-- Figure data in JSON --
►
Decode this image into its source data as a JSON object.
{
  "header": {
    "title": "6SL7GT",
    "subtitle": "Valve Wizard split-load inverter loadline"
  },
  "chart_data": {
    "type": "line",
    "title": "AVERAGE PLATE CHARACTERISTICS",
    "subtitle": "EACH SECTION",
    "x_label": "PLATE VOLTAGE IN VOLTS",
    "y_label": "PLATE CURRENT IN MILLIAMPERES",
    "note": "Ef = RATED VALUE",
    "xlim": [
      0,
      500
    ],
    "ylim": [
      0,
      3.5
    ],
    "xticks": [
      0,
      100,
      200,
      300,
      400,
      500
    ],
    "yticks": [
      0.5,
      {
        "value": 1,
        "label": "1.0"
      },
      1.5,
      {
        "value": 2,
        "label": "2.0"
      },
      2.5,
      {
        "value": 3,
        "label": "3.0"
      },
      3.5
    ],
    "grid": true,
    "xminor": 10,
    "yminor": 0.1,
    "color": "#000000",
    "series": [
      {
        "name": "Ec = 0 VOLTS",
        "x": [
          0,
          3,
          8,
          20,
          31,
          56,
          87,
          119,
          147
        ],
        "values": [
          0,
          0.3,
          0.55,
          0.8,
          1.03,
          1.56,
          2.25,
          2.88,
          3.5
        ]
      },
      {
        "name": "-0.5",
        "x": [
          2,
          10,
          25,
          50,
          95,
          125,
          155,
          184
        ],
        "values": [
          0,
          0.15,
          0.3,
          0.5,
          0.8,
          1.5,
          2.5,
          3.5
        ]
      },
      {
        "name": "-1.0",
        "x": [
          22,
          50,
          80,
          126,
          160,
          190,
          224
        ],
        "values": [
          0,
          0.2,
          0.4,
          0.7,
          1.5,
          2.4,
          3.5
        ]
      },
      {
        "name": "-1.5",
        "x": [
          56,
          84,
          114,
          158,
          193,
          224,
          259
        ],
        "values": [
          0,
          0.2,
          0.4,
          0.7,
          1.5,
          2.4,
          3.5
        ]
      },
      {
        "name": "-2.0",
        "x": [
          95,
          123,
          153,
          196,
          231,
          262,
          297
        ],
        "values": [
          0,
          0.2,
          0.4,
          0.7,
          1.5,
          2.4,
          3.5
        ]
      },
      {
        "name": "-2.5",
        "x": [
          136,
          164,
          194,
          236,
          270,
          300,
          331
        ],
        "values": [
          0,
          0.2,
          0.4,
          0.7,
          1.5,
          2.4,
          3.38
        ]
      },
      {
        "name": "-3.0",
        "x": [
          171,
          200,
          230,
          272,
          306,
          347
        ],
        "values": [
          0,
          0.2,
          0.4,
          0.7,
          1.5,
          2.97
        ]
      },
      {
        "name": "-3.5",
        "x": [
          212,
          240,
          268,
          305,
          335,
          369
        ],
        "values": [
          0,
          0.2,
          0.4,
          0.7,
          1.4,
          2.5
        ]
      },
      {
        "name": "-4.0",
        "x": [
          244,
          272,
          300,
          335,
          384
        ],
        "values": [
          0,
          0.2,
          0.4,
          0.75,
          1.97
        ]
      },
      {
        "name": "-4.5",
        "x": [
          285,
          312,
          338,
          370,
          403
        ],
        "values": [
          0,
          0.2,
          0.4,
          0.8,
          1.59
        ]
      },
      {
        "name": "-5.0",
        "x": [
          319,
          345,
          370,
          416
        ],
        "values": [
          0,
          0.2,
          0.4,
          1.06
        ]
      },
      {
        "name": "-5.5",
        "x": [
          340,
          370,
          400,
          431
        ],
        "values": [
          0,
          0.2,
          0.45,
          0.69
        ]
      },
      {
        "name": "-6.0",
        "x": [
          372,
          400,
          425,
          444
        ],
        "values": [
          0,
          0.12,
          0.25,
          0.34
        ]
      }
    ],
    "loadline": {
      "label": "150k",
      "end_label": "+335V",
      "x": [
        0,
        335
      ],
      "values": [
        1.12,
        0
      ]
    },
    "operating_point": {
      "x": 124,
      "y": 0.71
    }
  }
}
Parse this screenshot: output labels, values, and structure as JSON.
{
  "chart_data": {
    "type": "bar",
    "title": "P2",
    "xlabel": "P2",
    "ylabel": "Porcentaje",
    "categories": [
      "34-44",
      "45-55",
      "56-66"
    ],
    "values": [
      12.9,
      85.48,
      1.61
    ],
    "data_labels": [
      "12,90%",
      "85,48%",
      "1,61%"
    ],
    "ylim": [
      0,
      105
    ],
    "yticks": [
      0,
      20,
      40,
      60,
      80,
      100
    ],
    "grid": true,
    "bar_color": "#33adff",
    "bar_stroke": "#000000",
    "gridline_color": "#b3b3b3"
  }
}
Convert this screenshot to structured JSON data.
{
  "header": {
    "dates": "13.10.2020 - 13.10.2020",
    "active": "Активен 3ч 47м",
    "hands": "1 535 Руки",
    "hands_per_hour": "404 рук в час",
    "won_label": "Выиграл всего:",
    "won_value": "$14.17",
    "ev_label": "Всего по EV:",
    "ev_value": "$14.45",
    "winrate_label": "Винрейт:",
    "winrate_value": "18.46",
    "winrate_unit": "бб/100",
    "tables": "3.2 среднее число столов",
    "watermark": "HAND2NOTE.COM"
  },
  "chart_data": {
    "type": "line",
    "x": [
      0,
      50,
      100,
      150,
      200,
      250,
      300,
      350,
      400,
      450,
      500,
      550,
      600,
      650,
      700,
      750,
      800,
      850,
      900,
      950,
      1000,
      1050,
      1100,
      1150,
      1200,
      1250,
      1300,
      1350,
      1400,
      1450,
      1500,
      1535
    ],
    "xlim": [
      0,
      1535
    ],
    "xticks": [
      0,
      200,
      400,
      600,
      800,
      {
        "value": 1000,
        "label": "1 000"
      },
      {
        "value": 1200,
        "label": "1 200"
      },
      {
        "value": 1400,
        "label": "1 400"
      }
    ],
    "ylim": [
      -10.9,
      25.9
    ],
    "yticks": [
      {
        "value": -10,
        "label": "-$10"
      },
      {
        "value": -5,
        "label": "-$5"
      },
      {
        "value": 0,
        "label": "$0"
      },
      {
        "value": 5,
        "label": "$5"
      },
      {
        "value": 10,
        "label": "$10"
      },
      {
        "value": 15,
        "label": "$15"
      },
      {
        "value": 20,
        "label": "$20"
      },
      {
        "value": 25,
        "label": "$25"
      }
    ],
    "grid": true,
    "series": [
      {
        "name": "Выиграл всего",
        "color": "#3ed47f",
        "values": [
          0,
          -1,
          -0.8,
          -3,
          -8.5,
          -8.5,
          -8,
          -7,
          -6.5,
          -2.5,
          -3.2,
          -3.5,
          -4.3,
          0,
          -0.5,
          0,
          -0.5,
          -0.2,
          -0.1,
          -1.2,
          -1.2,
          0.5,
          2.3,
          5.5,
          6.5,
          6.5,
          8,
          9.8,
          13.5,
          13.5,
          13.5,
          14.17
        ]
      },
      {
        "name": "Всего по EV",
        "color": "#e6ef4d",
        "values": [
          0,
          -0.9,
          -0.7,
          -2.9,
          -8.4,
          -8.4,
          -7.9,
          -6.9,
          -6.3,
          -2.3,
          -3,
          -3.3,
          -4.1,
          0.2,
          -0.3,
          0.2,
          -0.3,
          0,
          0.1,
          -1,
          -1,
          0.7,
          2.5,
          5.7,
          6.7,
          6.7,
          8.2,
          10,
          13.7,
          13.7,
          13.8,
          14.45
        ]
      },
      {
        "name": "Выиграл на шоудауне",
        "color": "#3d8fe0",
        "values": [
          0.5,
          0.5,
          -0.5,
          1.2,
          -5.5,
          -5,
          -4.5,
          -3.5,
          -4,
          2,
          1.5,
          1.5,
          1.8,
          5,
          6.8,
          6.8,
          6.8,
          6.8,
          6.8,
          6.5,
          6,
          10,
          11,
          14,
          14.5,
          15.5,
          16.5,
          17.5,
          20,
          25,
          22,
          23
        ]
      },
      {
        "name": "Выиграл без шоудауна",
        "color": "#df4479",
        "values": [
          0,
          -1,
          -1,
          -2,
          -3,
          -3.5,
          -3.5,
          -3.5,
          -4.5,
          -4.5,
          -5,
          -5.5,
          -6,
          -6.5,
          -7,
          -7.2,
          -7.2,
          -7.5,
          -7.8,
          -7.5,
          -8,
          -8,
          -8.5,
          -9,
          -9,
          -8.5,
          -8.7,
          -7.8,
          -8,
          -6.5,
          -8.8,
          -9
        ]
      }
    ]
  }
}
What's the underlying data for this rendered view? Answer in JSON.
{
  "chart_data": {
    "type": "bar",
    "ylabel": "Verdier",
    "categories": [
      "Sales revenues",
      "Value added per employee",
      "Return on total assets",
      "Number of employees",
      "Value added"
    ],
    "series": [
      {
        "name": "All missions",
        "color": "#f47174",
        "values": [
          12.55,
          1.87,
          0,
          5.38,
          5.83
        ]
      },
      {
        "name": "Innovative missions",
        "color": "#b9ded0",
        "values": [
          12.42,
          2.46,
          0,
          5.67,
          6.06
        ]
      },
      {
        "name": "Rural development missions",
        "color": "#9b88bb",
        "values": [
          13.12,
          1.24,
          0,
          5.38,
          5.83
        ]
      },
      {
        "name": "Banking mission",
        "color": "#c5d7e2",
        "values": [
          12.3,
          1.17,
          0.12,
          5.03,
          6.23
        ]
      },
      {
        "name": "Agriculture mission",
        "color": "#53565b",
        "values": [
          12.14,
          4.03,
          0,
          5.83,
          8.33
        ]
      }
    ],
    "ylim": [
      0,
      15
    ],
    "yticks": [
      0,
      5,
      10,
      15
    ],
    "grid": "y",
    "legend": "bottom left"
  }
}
◄
-- WHAT IS ASKED --
Return each line of the listing that holds the string "missions".

-- TASK ANSWER --
        "name": "All missions",
        "name": "Innovative missions",
        "name": "Rural development missions",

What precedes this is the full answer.